→ Written request: In the entries below, find the lines with the word "redirects" and copy them.

→ Material:
====
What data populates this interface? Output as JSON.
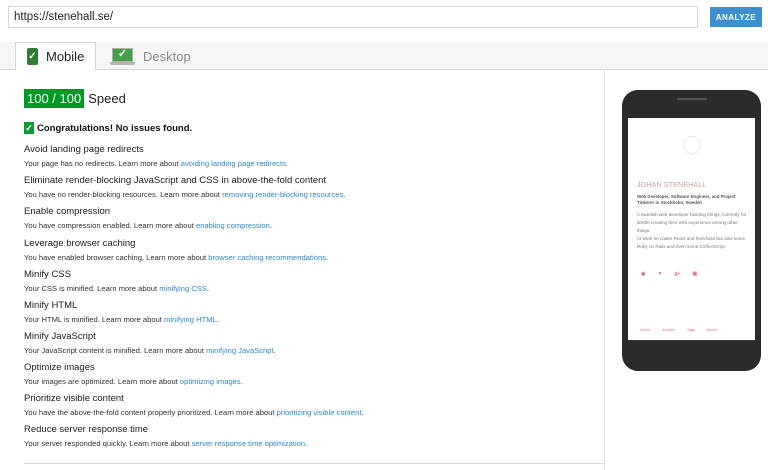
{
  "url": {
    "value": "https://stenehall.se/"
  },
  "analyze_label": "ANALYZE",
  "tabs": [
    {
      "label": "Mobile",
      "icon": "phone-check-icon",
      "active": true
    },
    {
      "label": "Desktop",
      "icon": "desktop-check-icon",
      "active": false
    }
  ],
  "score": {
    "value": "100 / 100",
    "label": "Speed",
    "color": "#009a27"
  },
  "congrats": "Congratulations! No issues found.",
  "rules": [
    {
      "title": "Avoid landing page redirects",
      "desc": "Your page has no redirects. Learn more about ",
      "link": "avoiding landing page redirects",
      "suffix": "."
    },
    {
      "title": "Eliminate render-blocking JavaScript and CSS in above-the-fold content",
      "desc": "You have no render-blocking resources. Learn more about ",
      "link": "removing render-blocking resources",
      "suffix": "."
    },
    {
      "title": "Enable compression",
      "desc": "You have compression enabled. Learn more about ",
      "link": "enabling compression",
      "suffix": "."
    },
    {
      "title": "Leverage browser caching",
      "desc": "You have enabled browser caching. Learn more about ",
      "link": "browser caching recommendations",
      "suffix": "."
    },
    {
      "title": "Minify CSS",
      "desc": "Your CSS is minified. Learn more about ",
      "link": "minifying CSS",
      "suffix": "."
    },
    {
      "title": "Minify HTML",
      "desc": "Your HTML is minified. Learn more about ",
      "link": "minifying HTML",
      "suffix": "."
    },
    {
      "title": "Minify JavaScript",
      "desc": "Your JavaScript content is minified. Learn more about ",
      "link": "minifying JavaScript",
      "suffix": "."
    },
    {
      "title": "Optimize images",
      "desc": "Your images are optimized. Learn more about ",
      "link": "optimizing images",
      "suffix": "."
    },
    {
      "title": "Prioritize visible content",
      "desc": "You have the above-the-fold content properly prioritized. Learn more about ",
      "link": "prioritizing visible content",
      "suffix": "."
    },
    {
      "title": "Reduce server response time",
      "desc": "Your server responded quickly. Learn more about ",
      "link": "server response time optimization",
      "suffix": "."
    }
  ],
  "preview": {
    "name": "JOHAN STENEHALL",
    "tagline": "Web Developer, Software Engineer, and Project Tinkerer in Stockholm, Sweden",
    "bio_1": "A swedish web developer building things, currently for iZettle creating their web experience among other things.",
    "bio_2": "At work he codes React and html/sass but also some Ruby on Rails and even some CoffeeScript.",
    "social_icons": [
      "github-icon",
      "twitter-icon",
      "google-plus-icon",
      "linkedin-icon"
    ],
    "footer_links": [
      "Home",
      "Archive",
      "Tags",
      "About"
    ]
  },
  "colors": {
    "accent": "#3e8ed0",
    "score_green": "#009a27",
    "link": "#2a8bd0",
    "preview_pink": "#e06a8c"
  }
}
====
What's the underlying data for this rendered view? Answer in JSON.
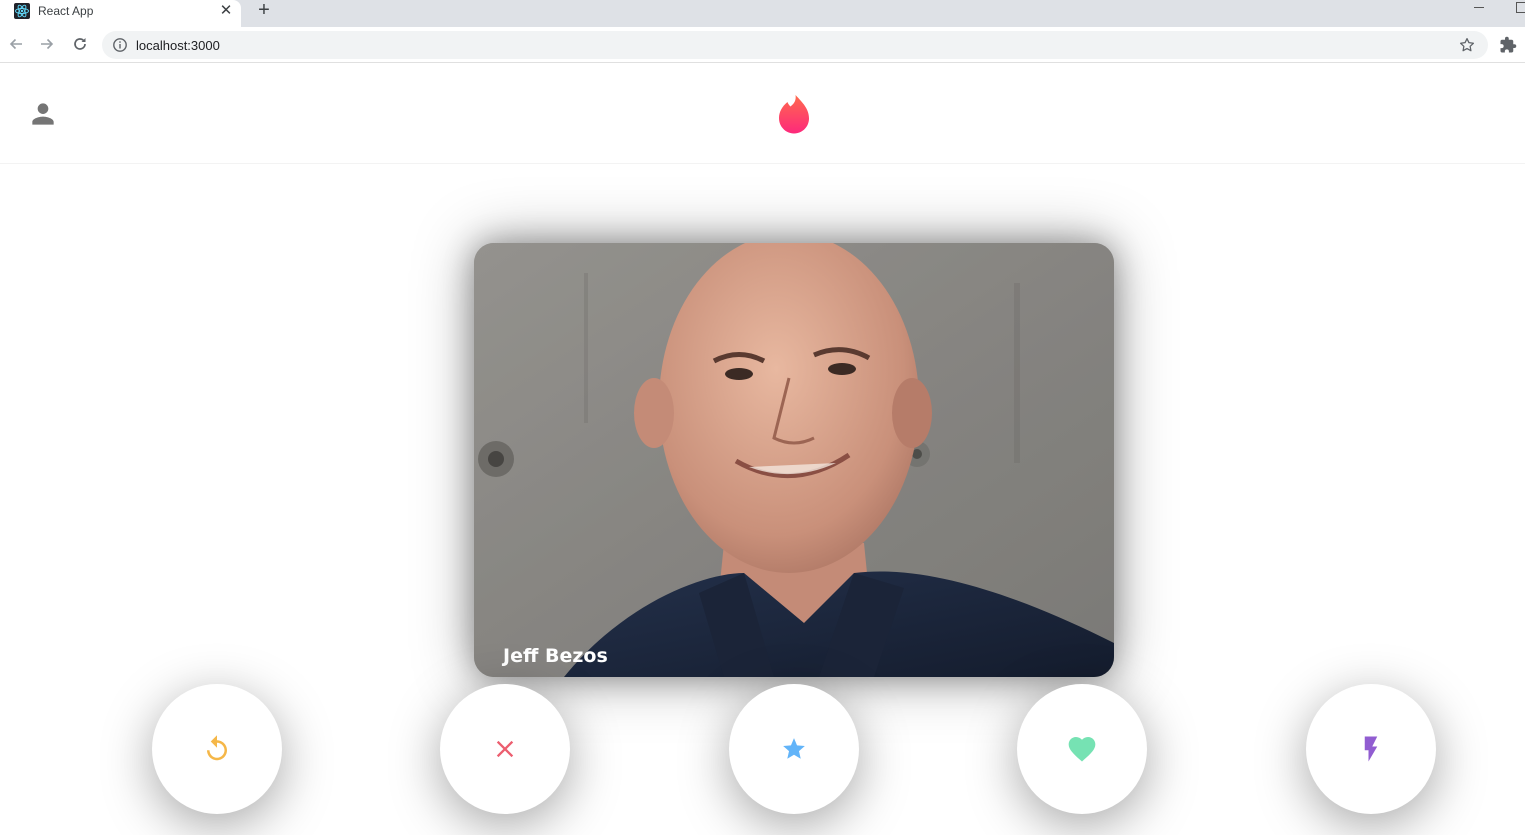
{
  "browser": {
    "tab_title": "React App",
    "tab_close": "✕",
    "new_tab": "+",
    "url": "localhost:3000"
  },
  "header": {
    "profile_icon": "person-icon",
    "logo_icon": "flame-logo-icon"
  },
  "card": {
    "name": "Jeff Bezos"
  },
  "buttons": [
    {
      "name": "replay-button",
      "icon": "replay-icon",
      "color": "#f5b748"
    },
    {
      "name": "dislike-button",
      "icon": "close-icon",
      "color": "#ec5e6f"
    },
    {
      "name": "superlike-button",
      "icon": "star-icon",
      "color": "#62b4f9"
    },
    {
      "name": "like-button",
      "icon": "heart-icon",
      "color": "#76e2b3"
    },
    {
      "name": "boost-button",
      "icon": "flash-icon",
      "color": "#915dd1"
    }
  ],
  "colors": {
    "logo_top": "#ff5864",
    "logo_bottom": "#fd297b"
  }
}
====
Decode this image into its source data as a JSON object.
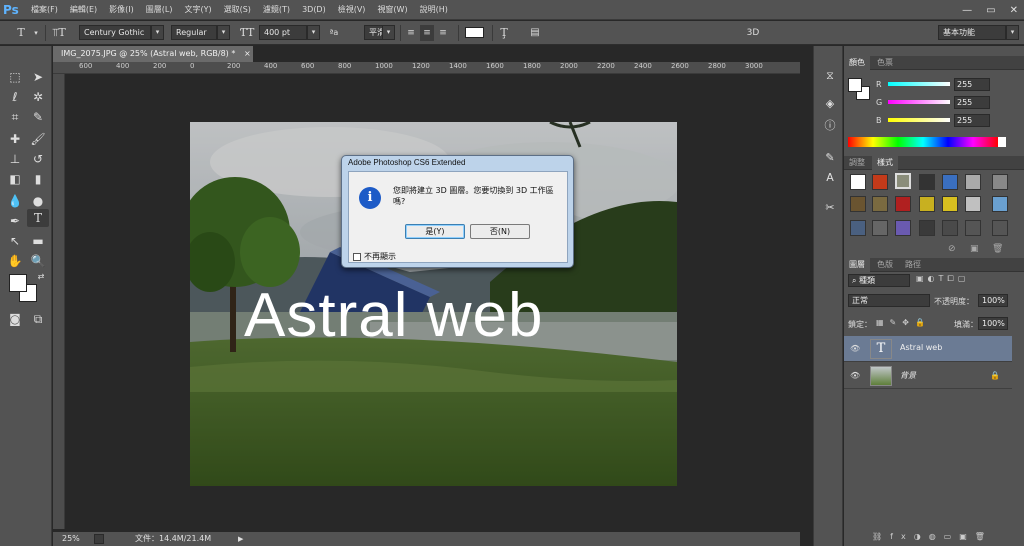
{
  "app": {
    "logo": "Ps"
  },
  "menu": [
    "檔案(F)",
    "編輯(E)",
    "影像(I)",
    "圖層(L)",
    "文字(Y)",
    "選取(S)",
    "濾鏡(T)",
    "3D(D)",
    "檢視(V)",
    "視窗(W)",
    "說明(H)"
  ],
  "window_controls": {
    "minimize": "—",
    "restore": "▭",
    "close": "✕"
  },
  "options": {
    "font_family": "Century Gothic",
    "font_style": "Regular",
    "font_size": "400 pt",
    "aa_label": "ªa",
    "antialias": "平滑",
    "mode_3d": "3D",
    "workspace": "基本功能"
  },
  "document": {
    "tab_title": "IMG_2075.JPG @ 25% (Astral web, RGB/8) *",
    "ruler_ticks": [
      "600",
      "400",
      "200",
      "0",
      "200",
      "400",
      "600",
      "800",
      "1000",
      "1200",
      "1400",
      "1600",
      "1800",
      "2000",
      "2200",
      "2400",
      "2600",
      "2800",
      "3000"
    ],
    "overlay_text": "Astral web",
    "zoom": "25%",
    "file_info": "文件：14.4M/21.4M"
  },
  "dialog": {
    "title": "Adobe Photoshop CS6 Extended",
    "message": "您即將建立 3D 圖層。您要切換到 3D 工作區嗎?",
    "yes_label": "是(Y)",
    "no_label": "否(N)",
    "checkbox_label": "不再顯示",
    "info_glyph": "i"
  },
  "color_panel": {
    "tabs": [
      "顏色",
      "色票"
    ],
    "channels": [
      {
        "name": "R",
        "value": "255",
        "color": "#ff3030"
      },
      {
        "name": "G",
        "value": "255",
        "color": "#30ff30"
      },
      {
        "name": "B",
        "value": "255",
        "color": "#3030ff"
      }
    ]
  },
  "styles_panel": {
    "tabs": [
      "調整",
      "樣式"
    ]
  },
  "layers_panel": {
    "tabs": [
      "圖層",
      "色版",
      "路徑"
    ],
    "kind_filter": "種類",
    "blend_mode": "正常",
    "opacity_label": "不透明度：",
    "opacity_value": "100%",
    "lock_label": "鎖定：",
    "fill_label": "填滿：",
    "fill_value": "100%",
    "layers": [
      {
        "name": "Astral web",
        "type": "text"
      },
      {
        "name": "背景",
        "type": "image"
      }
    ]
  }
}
====
→ Problem solution:
      "title": "Avoid landing page redirects",
      "desc": "Your page has no redirects. Learn more about ",
      "link": "avoiding landing page redirects",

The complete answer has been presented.